Prompt: Copy each line that contains the string "Profiling".

[Stored data]
* START *

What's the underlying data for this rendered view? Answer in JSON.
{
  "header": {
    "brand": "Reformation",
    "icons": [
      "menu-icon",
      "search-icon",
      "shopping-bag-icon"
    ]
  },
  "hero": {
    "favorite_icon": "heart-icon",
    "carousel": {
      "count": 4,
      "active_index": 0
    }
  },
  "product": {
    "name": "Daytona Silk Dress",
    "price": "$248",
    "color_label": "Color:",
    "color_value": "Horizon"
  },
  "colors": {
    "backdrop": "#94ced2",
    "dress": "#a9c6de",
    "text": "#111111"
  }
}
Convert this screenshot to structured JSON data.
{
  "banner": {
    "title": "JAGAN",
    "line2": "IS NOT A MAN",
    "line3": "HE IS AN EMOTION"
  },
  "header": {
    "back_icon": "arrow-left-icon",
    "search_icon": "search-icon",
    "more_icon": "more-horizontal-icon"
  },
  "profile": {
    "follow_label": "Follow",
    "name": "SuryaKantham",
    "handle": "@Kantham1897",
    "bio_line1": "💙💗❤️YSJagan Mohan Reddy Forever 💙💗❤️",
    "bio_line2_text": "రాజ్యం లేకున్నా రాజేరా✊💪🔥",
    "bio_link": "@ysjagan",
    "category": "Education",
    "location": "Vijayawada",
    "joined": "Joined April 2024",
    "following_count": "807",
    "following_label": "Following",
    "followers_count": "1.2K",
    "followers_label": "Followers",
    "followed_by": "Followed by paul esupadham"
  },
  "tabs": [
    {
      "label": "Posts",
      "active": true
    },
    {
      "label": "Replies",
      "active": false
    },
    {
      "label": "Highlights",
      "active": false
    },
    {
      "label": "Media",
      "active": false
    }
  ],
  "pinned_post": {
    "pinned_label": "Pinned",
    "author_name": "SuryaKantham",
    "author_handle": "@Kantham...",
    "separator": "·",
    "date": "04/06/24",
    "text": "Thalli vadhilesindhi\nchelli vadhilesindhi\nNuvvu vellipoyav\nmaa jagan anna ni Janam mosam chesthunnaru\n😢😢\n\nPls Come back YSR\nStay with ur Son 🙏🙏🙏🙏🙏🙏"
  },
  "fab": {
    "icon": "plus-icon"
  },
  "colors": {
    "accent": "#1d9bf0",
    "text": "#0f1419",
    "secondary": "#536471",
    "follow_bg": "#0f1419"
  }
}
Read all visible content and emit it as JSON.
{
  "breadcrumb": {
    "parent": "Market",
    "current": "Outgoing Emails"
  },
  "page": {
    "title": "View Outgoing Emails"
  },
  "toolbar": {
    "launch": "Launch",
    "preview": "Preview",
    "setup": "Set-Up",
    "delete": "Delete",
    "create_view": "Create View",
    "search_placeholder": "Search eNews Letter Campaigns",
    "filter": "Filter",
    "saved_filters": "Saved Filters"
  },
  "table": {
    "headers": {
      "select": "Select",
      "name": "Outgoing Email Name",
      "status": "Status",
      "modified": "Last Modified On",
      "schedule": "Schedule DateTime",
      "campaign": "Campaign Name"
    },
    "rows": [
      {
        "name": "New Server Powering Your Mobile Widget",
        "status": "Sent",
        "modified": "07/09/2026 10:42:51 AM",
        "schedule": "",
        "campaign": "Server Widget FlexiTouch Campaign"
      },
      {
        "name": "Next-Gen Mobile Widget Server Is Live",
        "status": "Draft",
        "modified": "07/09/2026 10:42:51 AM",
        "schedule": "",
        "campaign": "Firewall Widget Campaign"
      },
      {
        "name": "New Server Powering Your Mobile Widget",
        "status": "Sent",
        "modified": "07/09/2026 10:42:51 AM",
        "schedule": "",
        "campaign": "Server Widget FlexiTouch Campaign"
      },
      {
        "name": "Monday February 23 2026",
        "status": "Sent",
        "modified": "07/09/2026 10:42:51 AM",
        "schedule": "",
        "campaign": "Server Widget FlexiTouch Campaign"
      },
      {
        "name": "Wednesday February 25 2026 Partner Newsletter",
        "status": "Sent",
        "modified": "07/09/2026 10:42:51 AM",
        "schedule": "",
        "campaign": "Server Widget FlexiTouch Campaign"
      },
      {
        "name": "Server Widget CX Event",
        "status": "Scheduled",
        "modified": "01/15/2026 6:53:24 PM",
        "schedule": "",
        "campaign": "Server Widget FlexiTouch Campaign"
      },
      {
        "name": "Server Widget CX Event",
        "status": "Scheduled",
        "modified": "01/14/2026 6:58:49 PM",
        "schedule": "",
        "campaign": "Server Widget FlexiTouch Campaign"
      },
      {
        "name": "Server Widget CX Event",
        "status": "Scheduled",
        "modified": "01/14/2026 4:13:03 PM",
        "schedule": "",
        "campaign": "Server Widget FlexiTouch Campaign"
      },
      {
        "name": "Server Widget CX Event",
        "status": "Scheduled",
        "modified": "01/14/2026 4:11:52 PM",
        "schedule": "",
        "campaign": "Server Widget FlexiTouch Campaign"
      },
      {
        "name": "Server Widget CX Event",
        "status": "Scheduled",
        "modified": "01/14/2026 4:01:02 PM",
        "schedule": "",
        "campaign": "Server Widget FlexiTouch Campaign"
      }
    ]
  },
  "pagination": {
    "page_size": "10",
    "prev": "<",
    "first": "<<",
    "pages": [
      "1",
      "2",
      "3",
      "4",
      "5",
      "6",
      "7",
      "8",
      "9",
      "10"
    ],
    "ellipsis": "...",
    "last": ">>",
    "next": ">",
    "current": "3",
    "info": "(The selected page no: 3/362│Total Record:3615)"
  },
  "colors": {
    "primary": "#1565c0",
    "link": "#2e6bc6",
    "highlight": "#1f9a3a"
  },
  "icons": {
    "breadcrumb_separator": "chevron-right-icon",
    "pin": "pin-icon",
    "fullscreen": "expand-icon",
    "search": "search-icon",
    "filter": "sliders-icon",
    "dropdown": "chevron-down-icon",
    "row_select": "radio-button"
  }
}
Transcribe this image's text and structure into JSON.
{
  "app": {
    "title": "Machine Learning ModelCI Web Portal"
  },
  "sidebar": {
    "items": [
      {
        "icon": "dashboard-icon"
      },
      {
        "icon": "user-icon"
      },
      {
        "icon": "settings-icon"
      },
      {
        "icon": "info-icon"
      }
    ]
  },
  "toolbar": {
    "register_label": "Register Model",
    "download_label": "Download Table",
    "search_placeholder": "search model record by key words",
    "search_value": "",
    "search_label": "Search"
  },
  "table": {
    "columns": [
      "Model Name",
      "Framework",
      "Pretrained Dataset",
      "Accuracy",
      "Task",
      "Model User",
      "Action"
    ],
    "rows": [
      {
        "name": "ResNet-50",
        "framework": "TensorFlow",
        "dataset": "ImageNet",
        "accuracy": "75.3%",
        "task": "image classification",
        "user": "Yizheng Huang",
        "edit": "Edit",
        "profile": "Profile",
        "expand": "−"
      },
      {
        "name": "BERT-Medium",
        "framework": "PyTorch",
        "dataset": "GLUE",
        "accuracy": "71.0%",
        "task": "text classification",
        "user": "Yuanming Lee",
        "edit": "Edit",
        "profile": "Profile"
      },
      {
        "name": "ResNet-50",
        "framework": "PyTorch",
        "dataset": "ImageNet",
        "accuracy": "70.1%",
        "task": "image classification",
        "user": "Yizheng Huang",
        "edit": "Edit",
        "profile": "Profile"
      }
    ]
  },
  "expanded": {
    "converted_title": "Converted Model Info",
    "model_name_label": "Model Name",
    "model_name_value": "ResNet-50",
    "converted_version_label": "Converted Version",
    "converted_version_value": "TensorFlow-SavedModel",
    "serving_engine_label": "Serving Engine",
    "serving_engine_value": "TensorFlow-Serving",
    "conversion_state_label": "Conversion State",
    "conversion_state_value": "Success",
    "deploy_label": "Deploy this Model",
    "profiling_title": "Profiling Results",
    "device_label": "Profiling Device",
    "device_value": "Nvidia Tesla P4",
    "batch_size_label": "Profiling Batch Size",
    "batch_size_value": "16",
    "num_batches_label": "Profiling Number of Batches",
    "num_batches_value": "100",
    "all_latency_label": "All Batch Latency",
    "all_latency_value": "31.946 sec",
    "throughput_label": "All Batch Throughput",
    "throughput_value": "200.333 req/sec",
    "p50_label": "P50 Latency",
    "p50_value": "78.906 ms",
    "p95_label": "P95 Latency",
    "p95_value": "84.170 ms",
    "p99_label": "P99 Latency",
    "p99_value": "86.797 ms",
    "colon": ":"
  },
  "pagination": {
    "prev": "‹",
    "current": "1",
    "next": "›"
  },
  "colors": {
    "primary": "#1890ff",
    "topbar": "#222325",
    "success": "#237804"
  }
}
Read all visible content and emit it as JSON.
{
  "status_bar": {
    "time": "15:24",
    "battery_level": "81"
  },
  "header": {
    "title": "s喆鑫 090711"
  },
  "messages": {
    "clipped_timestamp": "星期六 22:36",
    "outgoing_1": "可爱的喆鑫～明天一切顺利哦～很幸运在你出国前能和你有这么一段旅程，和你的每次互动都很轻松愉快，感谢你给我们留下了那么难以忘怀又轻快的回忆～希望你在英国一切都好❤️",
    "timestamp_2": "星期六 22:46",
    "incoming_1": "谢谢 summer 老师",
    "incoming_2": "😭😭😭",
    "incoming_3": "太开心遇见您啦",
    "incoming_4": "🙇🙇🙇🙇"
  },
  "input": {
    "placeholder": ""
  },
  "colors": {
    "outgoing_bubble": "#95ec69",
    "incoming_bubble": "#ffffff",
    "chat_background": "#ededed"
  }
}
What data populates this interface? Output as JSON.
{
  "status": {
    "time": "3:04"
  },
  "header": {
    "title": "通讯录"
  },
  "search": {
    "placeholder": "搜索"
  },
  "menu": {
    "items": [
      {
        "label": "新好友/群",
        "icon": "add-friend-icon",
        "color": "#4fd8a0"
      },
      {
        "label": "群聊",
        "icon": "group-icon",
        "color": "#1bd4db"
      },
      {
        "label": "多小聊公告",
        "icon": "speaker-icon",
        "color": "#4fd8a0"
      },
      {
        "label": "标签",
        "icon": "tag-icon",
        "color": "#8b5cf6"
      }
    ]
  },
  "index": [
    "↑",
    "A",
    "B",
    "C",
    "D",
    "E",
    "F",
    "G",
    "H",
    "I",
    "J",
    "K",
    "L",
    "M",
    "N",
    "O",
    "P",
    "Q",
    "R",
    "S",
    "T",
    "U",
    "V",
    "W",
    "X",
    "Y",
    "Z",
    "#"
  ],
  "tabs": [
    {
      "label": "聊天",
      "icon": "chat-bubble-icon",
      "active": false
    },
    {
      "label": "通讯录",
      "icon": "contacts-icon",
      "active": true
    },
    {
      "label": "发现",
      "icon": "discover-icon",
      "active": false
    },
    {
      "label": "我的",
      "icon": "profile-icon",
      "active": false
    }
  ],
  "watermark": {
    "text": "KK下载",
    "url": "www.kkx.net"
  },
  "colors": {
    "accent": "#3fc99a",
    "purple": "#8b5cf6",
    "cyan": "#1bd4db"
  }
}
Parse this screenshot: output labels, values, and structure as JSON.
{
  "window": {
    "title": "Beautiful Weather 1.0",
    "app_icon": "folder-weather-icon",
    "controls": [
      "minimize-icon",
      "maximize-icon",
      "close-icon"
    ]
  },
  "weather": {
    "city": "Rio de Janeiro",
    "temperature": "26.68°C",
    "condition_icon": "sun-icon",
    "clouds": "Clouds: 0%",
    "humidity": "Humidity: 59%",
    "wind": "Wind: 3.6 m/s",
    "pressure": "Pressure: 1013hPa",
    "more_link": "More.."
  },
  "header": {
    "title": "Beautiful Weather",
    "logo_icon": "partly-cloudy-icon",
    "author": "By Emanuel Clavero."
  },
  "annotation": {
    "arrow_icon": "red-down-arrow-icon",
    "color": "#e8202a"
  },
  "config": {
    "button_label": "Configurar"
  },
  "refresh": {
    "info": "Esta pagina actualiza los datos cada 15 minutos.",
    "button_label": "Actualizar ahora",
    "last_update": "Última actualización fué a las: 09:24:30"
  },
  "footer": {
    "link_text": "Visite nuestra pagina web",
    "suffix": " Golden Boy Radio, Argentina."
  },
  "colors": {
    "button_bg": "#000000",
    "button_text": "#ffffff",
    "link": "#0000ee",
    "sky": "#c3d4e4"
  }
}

* END *

Written solution:
    "profiling_title": "Profiling Results",
    "device_label": "Profiling Device",
    "batch_size_label": "Profiling Batch Size",
    "num_batches_label": "Profiling Number of Batches",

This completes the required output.